-------- Record extracts
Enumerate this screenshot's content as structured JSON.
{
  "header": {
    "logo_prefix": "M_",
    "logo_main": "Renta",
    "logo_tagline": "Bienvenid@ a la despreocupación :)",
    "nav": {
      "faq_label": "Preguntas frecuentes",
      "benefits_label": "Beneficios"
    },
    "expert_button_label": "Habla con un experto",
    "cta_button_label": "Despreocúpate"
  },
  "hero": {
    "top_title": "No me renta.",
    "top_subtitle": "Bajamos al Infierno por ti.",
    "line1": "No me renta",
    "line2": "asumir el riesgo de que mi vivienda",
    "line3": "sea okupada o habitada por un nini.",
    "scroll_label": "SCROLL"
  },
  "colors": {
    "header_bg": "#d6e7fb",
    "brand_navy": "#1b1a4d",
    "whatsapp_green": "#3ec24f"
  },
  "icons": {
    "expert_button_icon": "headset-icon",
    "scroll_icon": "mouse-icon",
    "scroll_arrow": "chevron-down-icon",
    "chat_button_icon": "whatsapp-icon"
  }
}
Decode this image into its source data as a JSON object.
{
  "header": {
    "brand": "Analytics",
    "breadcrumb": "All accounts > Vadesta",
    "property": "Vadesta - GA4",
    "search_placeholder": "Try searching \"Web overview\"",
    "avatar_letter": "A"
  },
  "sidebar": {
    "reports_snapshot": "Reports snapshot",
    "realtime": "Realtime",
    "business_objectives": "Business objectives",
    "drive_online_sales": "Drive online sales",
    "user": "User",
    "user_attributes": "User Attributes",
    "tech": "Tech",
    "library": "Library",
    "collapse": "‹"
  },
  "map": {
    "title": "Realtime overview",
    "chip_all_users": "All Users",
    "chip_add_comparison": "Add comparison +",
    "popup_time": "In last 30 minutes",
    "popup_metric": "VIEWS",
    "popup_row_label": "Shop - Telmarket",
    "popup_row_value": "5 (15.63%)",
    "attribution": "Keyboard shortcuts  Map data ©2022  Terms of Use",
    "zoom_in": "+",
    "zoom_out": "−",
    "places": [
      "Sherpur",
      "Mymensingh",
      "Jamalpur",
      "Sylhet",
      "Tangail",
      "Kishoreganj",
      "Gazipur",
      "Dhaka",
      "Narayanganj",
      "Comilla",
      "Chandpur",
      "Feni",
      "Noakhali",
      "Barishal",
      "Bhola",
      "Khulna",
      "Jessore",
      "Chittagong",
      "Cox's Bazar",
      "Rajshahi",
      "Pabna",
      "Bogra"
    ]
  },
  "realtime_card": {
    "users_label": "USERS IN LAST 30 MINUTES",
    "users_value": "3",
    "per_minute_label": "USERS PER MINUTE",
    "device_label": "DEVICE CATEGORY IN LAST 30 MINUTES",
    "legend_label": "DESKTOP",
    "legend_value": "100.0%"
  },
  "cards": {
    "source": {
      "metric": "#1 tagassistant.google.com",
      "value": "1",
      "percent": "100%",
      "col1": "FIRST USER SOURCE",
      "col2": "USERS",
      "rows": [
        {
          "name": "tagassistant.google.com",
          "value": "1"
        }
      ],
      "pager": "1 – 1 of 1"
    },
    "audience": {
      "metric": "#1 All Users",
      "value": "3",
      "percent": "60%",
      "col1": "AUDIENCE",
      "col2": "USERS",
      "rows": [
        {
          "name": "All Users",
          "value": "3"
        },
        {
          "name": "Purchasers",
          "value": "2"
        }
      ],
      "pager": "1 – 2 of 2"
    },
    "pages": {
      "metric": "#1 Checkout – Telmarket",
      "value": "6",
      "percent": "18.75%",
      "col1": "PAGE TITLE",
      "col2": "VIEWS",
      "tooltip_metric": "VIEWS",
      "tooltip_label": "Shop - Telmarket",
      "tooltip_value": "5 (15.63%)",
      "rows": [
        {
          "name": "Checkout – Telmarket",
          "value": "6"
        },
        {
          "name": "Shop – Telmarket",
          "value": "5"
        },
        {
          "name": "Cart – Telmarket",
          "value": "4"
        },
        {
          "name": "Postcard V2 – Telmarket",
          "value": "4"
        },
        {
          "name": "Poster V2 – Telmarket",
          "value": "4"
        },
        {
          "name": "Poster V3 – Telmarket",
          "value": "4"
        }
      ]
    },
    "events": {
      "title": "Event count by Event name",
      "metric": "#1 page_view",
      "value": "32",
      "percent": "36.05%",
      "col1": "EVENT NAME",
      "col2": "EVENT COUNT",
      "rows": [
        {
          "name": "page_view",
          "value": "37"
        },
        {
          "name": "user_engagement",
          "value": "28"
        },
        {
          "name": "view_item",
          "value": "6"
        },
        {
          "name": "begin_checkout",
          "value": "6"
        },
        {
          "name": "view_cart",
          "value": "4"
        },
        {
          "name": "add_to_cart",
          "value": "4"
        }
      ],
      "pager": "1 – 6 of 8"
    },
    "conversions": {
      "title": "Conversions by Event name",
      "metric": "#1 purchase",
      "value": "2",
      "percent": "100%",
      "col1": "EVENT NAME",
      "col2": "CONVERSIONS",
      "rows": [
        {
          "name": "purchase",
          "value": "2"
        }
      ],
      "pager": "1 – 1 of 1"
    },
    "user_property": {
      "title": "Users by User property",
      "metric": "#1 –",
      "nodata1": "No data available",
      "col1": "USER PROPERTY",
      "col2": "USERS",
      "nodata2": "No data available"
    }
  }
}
----------------
Collect each line holding the string "Telmarket".

Output for this exercise:
    "popup_row_label": "Shop - Telmarket",
      "metric": "#1 Checkout – Telmarket",
      "tooltip_label": "Shop - Telmarket",
          "name": "Checkout – Telmarket",
          "name": "Shop – Telmarket",
          "name": "Cart – Telmarket",
          "name": "Postcard V2 – Telmarket",
          "name": "Poster V2 – Telmarket",
          "name": "Poster V3 – Telmarket",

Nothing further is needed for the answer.